WHAT YOU WILL DO.
Copy all records verbatim.

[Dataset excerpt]
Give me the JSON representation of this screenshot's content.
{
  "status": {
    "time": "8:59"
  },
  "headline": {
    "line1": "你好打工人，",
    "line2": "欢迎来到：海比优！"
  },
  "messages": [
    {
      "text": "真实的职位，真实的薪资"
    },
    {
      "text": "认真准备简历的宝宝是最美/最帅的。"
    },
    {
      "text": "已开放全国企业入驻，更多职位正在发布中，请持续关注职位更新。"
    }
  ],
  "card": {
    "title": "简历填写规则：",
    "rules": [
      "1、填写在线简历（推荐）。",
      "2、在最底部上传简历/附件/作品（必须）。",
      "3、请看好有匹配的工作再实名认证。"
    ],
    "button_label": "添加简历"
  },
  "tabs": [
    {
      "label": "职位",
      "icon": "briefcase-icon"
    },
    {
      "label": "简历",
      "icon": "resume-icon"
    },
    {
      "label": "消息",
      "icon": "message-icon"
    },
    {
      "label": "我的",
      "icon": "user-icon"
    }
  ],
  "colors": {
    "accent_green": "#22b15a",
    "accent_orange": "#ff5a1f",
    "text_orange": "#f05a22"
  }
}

ANSWER BELOW.
Give me the JSON representation of this screenshot's content.
{
  "status": {
    "time": "8:59"
  },
  "headline": {
    "line1": "你好打工人，",
    "line2": "欢迎来到：海比优！"
  },
  "messages": [
    {
      "text": "真实的职位，真实的薪资"
    },
    {
      "text": "认真准备简历的宝宝是最美/最帅的。"
    },
    {
      "text": "已开放全国企业入驻，更多职位正在发布中，请持续关注职位更新。"
    }
  ],
  "card": {
    "title": "简历填写规则：",
    "rules": [
      "1、填写在线简历（推荐）。",
      "2、在最底部上传简历/附件/作品（必须）。",
      "3、请看好有匹配的工作再实名认证。"
    ],
    "button_label": "添加简历"
  },
  "tabs": [
    {
      "label": "职位",
      "icon": "briefcase-icon"
    },
    {
      "label": "简历",
      "icon": "resume-icon"
    },
    {
      "label": "消息",
      "icon": "message-icon"
    },
    {
      "label": "我的",
      "icon": "user-icon"
    }
  ],
  "colors": {
    "accent_green": "#22b15a",
    "accent_orange": "#ff5a1f",
    "text_orange": "#f05a22"
  }
}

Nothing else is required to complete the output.